THE EXERCISE
Scan the records for the string "screenshot"; copy each line where it occurs.

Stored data

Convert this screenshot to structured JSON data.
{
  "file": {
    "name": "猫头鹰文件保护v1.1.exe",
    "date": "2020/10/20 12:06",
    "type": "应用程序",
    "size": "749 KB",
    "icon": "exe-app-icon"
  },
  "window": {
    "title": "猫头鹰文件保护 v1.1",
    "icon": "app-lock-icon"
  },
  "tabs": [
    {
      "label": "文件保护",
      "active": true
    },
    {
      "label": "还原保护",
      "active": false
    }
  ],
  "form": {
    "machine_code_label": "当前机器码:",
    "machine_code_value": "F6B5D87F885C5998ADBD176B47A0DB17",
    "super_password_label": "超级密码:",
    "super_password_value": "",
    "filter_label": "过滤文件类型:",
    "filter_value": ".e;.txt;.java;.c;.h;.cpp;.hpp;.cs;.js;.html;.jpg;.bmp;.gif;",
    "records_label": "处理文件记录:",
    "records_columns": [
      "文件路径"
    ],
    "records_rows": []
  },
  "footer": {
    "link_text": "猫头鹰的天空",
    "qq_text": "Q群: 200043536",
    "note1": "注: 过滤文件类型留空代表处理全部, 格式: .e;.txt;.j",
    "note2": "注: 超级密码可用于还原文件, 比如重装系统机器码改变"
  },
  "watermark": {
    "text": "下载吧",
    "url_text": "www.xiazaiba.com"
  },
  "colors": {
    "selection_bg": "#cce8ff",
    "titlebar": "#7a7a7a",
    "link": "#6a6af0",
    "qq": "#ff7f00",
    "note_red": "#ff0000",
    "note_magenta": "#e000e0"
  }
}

---

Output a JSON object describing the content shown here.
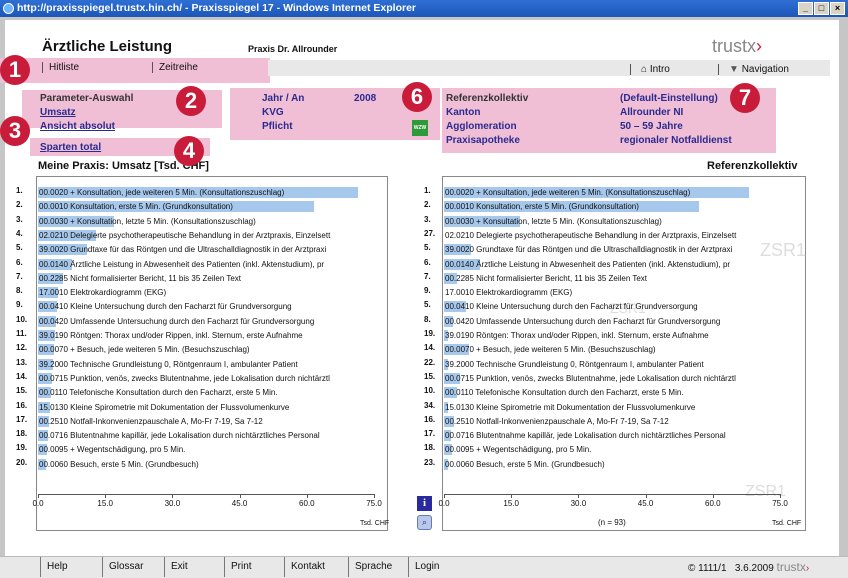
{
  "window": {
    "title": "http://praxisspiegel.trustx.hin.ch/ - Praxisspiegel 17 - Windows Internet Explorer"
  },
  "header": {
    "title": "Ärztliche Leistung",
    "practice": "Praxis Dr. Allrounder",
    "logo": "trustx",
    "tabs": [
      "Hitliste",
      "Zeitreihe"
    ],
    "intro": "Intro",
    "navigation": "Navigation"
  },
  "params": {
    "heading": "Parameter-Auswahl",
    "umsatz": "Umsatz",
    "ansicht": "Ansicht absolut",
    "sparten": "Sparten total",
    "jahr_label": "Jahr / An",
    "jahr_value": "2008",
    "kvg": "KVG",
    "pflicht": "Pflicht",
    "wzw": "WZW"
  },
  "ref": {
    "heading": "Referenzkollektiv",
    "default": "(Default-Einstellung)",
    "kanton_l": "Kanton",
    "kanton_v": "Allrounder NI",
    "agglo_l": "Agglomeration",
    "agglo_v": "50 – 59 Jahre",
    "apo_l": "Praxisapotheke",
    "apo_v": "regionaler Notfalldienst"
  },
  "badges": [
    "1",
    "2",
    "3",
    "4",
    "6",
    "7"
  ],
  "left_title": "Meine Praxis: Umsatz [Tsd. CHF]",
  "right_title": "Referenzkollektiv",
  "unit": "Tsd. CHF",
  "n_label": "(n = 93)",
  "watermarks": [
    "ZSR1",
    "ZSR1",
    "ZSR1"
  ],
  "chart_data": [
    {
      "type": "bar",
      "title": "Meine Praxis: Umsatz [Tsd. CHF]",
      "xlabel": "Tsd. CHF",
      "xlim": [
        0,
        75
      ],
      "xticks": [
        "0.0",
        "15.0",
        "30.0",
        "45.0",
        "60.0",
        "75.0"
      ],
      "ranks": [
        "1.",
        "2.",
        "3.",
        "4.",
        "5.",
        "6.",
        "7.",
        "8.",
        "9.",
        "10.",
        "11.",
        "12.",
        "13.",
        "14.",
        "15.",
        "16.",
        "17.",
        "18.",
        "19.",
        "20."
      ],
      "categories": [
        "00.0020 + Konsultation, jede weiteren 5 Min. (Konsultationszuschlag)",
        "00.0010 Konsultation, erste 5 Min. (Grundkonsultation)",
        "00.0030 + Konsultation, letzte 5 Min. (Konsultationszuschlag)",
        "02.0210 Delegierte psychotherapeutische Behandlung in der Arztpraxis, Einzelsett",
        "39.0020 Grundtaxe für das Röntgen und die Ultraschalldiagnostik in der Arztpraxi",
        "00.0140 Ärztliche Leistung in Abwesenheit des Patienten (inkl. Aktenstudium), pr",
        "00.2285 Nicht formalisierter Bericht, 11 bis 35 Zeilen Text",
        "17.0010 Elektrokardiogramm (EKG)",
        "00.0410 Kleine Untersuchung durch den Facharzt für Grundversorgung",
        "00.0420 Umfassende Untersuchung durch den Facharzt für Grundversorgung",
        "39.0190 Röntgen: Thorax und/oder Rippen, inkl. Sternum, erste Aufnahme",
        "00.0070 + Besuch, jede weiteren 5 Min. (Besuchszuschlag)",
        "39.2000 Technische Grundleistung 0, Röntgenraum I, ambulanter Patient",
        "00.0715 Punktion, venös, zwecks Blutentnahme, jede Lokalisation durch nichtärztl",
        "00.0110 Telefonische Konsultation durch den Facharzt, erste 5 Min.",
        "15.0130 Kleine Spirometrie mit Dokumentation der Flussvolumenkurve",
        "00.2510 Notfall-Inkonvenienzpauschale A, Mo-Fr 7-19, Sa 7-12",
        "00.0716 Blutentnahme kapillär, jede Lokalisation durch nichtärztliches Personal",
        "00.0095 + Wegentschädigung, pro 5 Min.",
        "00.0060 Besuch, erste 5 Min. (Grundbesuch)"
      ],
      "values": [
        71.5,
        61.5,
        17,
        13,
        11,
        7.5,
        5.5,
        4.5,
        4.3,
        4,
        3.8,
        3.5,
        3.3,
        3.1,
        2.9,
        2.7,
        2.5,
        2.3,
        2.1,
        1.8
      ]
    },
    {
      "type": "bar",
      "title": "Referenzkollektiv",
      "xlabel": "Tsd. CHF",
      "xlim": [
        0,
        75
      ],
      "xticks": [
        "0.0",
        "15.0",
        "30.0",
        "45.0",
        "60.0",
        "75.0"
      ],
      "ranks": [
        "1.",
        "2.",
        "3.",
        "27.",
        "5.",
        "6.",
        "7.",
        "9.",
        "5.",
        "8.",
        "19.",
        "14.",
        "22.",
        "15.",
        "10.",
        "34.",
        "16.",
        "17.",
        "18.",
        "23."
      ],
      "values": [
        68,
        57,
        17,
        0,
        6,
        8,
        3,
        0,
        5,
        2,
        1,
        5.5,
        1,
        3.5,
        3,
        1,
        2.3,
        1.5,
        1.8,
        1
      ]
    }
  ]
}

---

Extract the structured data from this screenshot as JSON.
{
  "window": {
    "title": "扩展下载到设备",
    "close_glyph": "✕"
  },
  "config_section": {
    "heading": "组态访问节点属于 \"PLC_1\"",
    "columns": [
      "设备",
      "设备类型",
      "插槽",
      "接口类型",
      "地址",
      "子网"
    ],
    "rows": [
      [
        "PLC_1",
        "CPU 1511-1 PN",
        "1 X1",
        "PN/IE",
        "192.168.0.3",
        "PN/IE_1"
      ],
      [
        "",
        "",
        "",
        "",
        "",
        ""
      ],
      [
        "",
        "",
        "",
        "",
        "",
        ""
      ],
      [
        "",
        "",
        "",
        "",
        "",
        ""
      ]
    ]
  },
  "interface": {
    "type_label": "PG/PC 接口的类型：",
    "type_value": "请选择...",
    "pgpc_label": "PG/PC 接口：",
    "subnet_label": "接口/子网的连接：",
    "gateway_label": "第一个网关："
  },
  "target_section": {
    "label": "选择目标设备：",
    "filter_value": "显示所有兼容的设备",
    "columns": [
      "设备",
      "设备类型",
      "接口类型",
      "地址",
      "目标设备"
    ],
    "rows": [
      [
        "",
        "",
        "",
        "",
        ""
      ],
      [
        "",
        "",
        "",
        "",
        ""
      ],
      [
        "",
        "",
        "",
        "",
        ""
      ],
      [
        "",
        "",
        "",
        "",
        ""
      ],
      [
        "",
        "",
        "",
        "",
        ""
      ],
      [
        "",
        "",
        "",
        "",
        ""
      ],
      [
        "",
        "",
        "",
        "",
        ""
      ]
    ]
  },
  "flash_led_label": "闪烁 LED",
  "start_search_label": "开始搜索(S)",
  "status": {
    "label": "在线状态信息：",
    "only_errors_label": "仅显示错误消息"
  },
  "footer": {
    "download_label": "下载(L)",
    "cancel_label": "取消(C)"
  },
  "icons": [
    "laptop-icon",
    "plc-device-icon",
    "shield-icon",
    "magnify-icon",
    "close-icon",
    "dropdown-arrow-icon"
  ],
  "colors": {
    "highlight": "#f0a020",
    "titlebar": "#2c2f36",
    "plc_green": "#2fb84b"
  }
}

CORRECT RESULT
Convert this screenshot to structured JSON data.
Extract the structured data from this screenshot as JSON.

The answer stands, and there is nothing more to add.